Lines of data
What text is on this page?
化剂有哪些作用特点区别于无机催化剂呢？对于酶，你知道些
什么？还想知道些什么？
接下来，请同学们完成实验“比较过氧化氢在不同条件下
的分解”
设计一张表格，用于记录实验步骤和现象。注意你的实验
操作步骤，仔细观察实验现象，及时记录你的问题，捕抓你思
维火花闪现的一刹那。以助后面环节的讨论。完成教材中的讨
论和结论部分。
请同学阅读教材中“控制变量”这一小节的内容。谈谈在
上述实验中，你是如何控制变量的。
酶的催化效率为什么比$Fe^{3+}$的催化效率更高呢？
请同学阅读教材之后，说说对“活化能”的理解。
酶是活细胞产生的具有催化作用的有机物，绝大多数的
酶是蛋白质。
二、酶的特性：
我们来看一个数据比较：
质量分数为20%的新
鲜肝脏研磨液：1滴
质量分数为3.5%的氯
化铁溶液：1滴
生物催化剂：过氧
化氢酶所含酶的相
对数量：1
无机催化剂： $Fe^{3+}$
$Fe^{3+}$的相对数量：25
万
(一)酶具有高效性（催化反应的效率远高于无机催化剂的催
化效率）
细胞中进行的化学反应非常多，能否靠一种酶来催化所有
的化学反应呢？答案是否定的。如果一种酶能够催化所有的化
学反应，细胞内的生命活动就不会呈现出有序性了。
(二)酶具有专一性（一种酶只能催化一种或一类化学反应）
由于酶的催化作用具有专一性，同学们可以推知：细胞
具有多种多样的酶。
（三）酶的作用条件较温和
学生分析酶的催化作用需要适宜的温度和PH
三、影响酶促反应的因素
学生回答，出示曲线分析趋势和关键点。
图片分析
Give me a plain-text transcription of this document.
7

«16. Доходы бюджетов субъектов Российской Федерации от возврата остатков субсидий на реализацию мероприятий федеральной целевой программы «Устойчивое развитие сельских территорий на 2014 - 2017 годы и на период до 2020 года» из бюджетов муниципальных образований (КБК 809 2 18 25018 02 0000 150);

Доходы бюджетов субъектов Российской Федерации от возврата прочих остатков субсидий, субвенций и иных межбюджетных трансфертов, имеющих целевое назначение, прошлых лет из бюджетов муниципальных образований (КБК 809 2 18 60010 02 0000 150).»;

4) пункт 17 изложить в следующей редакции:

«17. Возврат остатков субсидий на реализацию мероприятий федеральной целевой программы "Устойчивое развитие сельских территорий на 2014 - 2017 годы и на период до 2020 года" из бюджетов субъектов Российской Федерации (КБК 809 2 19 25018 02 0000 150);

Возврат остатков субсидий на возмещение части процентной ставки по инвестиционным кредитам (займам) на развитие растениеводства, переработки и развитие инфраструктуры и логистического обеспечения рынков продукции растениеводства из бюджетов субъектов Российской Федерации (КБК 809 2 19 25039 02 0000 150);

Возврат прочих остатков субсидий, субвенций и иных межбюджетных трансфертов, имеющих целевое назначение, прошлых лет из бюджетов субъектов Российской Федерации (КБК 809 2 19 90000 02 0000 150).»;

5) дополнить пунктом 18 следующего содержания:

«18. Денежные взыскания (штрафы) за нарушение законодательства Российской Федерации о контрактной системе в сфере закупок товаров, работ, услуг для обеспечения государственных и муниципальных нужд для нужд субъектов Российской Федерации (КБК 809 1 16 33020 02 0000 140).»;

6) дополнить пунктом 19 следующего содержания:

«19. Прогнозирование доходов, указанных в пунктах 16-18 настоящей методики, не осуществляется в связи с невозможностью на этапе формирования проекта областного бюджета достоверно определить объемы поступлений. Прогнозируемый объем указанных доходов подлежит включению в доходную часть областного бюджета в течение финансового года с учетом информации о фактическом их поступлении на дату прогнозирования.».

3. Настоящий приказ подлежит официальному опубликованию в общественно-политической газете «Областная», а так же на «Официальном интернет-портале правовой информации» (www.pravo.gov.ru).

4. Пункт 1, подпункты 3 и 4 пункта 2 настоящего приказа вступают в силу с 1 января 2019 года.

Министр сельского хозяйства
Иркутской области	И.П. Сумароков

**Written request:**
Restate every line of the data word for word.

**Answer to this task:**
What text is on this page?
化剂有哪些作用特点区别于无机催化剂呢？对于酶，你知道些
什么？还想知道些什么？
接下来，请同学们完成实验“比较过氧化氢在不同条件下
的分解”
设计一张表格，用于记录实验步骤和现象。注意你的实验
操作步骤，仔细观察实验现象，及时记录你的问题，捕抓你思
维火花闪现的一刹那。以助后面环节的讨论。完成教材中的讨
论和结论部分。
请同学阅读教材中“控制变量”这一小节的内容。谈谈在
上述实验中，你是如何控制变量的。
酶的催化效率为什么比$Fe^{3+}$的催化效率更高呢？
请同学阅读教材之后，说说对“活化能”的理解。
酶是活细胞产生的具有催化作用的有机物，绝大多数的
酶是蛋白质。
二、酶的特性：
我们来看一个数据比较：
质量分数为20%的新
鲜肝脏研磨液：1滴
质量分数为3.5%的氯
化铁溶液：1滴
生物催化剂：过氧
化氢酶所含酶的相
对数量：1
无机催化剂： $Fe^{3+}$
$Fe^{3+}$的相对数量：25
万
(一)酶具有高效性（催化反应的效率远高于无机催化剂的催
化效率）
细胞中进行的化学反应非常多，能否靠一种酶来催化所有
的化学反应呢？答案是否定的。如果一种酶能够催化所有的化
学反应，细胞内的生命活动就不会呈现出有序性了。
(二)酶具有专一性（一种酶只能催化一种或一类化学反应）
由于酶的催化作用具有专一性，同学们可以推知：细胞
具有多种多样的酶。
（三）酶的作用条件较温和
学生分析酶的催化作用需要适宜的温度和PH
三、影响酶促反应的因素
学生回答，出示曲线分析趋势和关键点。
图片分析
Give me a plain-text transcription of this document.
7

«16. Доходы бюджетов субъектов Российской Федерации от возврата остатков субсидий на реализацию мероприятий федеральной целевой программы «Устойчивое развитие сельских территорий на 2014 - 2017 годы и на период до 2020 года» из бюджетов муниципальных образований (КБК 809 2 18 25018 02 0000 150);

Доходы бюджетов субъектов Российской Федерации от возврата прочих остатков субсидий, субвенций и иных межбюджетных трансфертов, имеющих целевое назначение, прошлых лет из бюджетов муниципальных образований (КБК 809 2 18 60010 02 0000 150).»;

4) пункт 17 изложить в следующей редакции:

«17. Возврат остатков субсидий на реализацию мероприятий федеральной целевой программы "Устойчивое развитие сельских территорий на 2014 - 2017 годы и на период до 2020 года" из бюджетов субъектов Российской Федерации (КБК 809 2 19 25018 02 0000 150);

Возврат остатков субсидий на возмещение части процентной ставки по инвестиционным кредитам (займам) на развитие растениеводства, переработки и развитие инфраструктуры и логистического обеспечения рынков продукции растениеводства из бюджетов субъектов Российской Федерации (КБК 809 2 19 25039 02 0000 150);

Возврат прочих остатков субсидий, субвенций и иных межбюджетных трансфертов, имеющих целевое назначение, прошлых лет из бюджетов субъектов Российской Федерации (КБК 809 2 19 90000 02 0000 150).»;

5) дополнить пунктом 18 следующего содержания:

«18. Денежные взыскания (штрафы) за нарушение законодательства Российской Федерации о контрактной системе в сфере закупок товаров, работ, услуг для обеспечения государственных и муниципальных нужд для нужд субъектов Российской Федерации (КБК 809 1 16 33020 02 0000 140).»;

6) дополнить пунктом 19 следующего содержания:

«19. Прогнозирование доходов, указанных в пунктах 16-18 настоящей методики, не осуществляется в связи с невозможностью на этапе формирования проекта областного бюджета достоверно определить объемы поступлений. Прогнозируемый объем указанных доходов подлежит включению в доходную часть областного бюджета в течение финансового года с учетом информации о фактическом их поступлении на дату прогнозирования.».

3. Настоящий приказ подлежит официальному опубликованию в общественно-политической газете «Областная», а так же на «Официальном интернет-портале правовой информации» (www.pravo.gov.ru).

4. Пункт 1, подпункты 3 и 4 пункта 2 настоящего приказа вступают в силу с 1 января 2019 года.

Министр сельского хозяйства
Иркутской области	И.П. Сумароков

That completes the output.